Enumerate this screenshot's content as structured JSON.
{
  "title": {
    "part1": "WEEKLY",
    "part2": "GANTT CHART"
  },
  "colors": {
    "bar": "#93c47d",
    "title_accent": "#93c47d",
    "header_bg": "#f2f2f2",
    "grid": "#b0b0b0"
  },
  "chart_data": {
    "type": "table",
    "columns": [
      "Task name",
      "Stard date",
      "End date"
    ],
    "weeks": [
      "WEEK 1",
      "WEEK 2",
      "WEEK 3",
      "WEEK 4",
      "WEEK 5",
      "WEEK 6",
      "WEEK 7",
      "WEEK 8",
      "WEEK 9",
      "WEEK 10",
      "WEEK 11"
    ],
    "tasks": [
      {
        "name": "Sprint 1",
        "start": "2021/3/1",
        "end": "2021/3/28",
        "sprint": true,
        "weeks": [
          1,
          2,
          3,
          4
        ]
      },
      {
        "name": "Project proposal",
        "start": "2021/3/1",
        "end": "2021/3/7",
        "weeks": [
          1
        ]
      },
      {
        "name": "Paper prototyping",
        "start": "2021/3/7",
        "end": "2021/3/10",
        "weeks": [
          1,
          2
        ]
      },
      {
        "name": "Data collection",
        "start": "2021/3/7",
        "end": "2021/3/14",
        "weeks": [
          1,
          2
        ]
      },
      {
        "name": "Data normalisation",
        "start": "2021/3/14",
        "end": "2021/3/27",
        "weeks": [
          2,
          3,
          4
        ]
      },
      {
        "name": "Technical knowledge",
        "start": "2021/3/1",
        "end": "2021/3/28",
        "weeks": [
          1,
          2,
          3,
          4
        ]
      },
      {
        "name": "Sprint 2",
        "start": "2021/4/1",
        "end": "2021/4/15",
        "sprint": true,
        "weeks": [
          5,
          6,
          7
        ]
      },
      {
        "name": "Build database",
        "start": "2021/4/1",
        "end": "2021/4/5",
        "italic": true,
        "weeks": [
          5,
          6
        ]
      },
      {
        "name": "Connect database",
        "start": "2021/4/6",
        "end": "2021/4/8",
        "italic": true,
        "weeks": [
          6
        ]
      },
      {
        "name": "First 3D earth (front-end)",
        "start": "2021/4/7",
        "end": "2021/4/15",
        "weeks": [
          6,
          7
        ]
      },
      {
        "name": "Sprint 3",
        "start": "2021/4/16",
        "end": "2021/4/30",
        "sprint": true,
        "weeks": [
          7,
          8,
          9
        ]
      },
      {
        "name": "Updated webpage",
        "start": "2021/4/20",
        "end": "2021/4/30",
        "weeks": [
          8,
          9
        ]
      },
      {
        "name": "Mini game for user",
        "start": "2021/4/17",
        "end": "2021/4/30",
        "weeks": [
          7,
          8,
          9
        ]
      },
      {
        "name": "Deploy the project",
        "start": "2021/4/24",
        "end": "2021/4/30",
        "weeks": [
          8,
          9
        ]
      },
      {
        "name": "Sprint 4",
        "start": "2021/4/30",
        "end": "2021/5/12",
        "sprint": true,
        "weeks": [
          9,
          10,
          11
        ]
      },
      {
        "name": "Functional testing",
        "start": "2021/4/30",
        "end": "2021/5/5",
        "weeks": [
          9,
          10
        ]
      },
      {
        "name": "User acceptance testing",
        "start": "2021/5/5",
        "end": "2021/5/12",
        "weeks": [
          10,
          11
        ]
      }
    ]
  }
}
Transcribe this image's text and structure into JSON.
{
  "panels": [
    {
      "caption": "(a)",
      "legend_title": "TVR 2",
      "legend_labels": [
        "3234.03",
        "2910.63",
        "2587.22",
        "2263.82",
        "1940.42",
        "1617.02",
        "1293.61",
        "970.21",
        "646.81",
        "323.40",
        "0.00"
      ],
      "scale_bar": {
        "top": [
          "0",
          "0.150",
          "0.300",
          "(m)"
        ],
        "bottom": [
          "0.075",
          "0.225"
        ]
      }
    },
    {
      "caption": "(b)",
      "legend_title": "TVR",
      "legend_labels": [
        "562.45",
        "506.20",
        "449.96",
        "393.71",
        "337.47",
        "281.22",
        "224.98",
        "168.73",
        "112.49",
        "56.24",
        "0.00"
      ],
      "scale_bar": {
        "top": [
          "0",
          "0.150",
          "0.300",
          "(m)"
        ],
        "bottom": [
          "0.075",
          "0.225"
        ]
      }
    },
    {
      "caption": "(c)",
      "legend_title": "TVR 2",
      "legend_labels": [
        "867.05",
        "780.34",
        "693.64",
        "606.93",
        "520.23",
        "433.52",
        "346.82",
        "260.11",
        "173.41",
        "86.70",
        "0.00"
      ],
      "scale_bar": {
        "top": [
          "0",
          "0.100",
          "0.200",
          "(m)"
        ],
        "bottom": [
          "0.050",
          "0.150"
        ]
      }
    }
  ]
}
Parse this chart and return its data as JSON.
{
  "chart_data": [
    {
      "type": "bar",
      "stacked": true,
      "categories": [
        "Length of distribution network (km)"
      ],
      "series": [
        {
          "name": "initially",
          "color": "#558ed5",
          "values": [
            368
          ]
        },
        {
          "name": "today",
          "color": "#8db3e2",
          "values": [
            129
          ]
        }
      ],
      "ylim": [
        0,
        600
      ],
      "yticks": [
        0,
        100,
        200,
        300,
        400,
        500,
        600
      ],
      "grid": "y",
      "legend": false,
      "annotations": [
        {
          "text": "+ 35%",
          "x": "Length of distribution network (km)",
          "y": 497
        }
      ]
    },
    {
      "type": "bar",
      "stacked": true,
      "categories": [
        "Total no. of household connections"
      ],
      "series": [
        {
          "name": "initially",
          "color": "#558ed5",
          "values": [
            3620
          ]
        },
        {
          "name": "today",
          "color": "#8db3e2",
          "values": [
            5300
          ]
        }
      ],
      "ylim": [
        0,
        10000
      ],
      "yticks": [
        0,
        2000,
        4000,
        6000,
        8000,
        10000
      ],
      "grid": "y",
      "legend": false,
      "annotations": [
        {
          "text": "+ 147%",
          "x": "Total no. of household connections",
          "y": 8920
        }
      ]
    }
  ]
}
**********
Each line that has the word "text" should be copied.

Transcribe this image's text and structure into JSON.
          "text": "+ 35%",
          "text": "+ 147%",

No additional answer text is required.